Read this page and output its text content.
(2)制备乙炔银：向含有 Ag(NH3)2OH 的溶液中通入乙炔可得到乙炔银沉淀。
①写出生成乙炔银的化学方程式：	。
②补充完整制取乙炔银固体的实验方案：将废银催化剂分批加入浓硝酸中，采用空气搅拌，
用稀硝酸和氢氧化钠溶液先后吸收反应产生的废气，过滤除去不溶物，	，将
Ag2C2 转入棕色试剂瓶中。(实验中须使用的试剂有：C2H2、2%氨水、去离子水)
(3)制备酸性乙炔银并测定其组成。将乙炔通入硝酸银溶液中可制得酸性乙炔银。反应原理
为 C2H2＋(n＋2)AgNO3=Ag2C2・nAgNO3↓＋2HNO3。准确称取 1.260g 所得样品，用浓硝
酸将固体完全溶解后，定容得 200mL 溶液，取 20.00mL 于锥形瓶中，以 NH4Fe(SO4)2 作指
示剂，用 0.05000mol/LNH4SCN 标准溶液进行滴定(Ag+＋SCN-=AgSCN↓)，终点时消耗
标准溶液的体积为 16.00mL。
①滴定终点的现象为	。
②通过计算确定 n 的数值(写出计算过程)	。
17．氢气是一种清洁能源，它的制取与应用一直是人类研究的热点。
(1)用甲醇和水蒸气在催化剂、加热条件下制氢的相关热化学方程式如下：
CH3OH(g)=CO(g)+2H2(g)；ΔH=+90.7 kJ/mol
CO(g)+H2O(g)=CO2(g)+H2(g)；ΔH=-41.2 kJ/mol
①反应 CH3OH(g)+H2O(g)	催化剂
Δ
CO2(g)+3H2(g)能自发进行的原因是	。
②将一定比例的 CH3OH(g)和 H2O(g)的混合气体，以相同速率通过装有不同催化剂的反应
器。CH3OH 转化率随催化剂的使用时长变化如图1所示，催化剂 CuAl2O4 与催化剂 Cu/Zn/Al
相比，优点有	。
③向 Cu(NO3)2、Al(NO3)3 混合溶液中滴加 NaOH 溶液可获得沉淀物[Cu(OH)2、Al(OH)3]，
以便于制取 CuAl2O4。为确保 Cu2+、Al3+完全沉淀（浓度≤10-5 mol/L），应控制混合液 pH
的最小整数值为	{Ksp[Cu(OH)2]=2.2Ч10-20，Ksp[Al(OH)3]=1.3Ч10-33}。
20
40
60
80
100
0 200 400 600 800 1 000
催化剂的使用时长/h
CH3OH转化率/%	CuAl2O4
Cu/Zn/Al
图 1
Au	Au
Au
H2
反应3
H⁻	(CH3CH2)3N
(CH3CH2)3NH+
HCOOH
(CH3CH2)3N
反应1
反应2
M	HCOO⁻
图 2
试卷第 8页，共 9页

··········

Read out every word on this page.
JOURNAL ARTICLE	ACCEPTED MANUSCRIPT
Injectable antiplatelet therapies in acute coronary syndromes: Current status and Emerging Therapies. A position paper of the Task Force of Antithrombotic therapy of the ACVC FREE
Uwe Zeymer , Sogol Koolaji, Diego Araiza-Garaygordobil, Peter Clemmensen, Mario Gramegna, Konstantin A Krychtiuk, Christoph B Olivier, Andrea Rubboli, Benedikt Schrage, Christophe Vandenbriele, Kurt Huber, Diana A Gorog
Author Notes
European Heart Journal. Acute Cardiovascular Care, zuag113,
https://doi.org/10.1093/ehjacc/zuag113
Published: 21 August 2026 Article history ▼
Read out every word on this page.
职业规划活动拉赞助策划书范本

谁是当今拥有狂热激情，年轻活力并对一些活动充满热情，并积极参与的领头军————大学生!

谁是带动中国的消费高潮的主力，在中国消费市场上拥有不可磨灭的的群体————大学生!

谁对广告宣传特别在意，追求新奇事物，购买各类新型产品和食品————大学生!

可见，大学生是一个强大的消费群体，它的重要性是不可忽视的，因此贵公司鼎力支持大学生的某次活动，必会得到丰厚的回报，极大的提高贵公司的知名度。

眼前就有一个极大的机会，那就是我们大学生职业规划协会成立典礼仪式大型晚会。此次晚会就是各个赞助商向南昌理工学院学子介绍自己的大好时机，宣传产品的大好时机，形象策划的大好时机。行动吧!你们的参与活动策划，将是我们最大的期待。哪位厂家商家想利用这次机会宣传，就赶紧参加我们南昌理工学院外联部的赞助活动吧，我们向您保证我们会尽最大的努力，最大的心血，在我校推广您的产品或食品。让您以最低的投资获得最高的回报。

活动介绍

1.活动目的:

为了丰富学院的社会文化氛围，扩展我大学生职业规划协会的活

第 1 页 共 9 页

··········

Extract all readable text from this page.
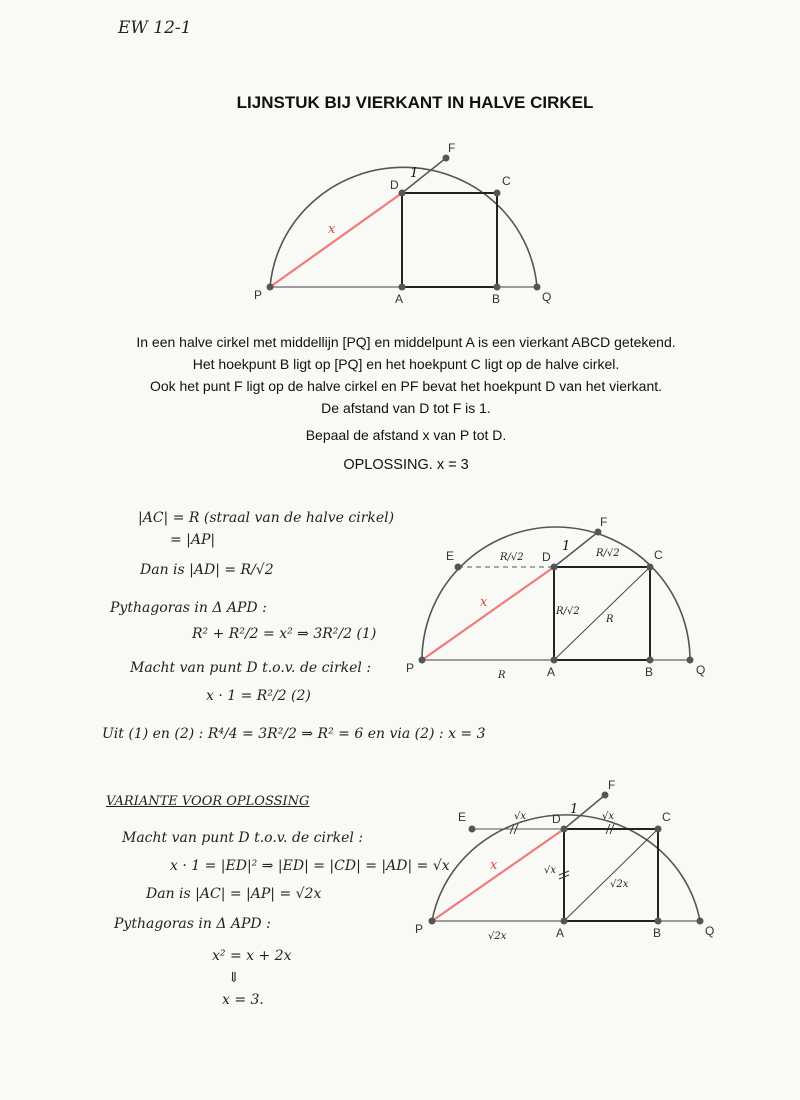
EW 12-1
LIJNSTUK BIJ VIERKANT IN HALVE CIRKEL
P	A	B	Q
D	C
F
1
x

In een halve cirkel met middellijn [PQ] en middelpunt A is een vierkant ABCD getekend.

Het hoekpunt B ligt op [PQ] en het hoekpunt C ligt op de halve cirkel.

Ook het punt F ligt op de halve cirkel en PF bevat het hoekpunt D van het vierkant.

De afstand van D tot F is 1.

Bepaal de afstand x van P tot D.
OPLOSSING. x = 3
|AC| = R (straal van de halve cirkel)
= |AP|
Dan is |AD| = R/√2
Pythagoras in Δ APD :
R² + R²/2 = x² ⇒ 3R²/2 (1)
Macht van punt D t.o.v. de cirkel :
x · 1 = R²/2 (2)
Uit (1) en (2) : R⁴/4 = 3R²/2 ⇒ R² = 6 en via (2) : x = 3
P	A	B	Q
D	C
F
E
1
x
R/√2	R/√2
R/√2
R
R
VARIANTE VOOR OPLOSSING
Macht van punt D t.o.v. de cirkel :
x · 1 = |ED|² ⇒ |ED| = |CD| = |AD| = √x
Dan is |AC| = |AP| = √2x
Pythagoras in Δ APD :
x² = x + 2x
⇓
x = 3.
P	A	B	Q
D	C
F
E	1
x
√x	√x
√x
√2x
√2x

··········

Take every line from the data that contains the word "page".

Read this page and output its text content.
Read out every word on this page.
Read out every word on this page.
Extract all readable text from this page.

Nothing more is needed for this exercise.